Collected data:
[START]
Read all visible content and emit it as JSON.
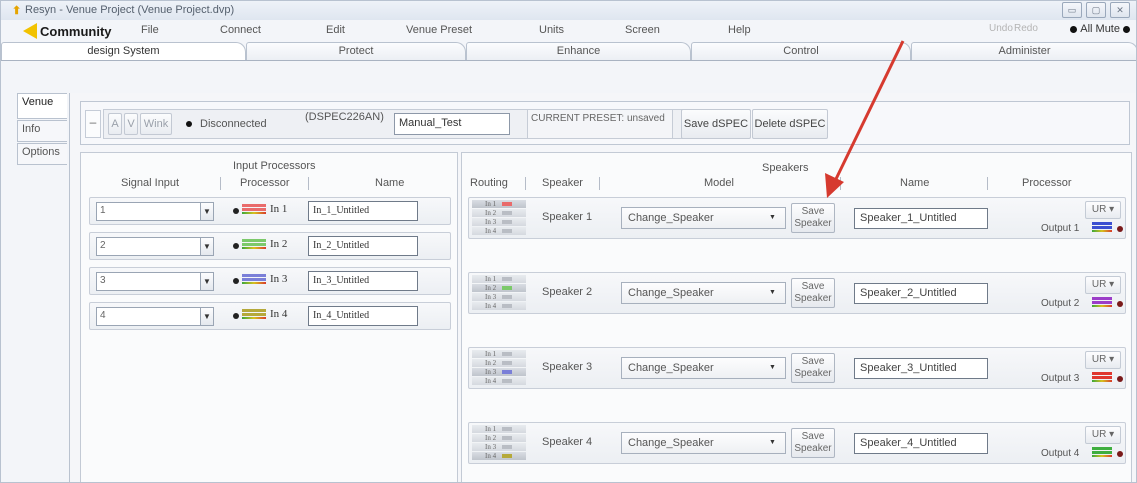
{
  "window": {
    "title": "Resyn - Venue Project (Venue Project.dvp)",
    "controls": [
      "▭",
      "▢",
      "✕"
    ]
  },
  "menu": {
    "brand": "Community",
    "items": [
      "File",
      "Connect",
      "Edit",
      "Venue Preset",
      "Units",
      "Screen",
      "Help"
    ],
    "undo": "Undo",
    "redo": "Redo",
    "all_mute": "All Mute"
  },
  "main_tabs": [
    "design System",
    "Protect",
    "Enhance",
    "Control",
    "Administer"
  ],
  "side_tabs": [
    "Venue",
    "Info",
    "Options"
  ],
  "toolbar": {
    "collapse": "–",
    "btn_a": "A",
    "btn_v": "V",
    "btn_wink": "Wink",
    "status": "Disconnected",
    "device": "(DSPEC226AN)",
    "device_name": "Manual_Test",
    "current_preset": "CURRENT PRESET: unsaved",
    "save_dspec": "Save dSPEC",
    "delete_dspec": "Delete dSPEC"
  },
  "input_processors": {
    "title": "Input Processors",
    "headers": {
      "signal_input": "Signal Input",
      "processor": "Processor",
      "name": "Name"
    },
    "rows": [
      {
        "signal": "1",
        "label": "In 1",
        "name": "In_1_Untitled",
        "meter_color": "#e96b6b"
      },
      {
        "signal": "2",
        "label": "In 2",
        "name": "In_2_Untitled",
        "meter_color": "#7cc96a"
      },
      {
        "signal": "3",
        "label": "In 3",
        "name": "In_3_Untitled",
        "meter_color": "#7a7fd8"
      },
      {
        "signal": "4",
        "label": "In 4",
        "name": "In_4_Untitled",
        "meter_color": "#b5a93a"
      }
    ]
  },
  "speakers": {
    "title": "Speakers",
    "headers": {
      "routing": "Routing",
      "speaker": "Speaker",
      "model": "Model",
      "name": "Name",
      "processor": "Processor"
    },
    "routing_labels": [
      "In 1",
      "In 2",
      "In 3",
      "In 4"
    ],
    "save_label_1": "Save",
    "save_label_2": "Speaker",
    "rows": [
      {
        "label": "Speaker 1",
        "model": "Change_Speaker",
        "name": "Speaker_1_Untitled",
        "proc": "UR ▾",
        "output": "Output 1",
        "out_color": "#3b4fd1",
        "selected_route": 0
      },
      {
        "label": "Speaker 2",
        "model": "Change_Speaker",
        "name": "Speaker_2_Untitled",
        "proc": "UR ▾",
        "output": "Output 2",
        "out_color": "#9b3dc8",
        "selected_route": 1
      },
      {
        "label": "Speaker 3",
        "model": "Change_Speaker",
        "name": "Speaker_3_Untitled",
        "proc": "UR ▾",
        "output": "Output 3",
        "out_color": "#e0362e",
        "selected_route": 2
      },
      {
        "label": "Speaker 4",
        "model": "Change_Speaker",
        "name": "Speaker_4_Untitled",
        "proc": "UR ▾",
        "output": "Output 4",
        "out_color": "#3fae3f",
        "selected_route": 3
      }
    ]
  },
  "route_colors": [
    "#e96b6b",
    "#7cc96a",
    "#7a7fd8",
    "#b5a93a"
  ],
  "annotation_color": "#d63a2f"
}
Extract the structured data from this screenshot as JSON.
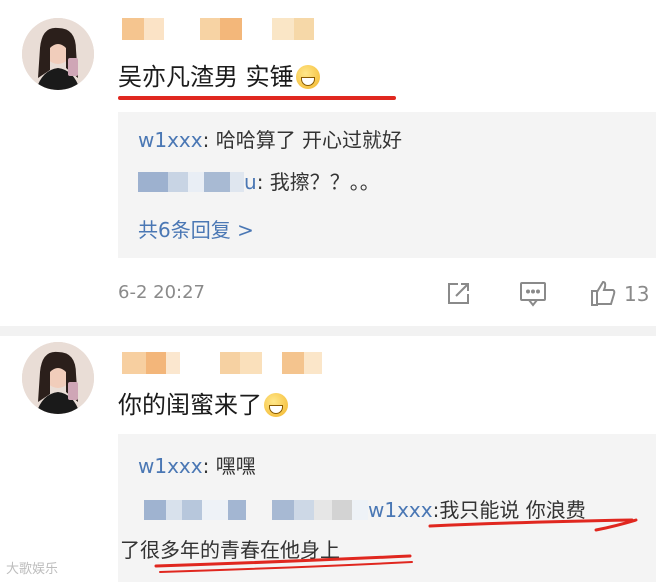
[END]
Problem details:
Go through the listing above and pull out each line containing the word "output".

Solution to the problem:
        "output": "Output 1",
        "output": "Output 2",
        "output": "Output 3",
        "output": "Output 4",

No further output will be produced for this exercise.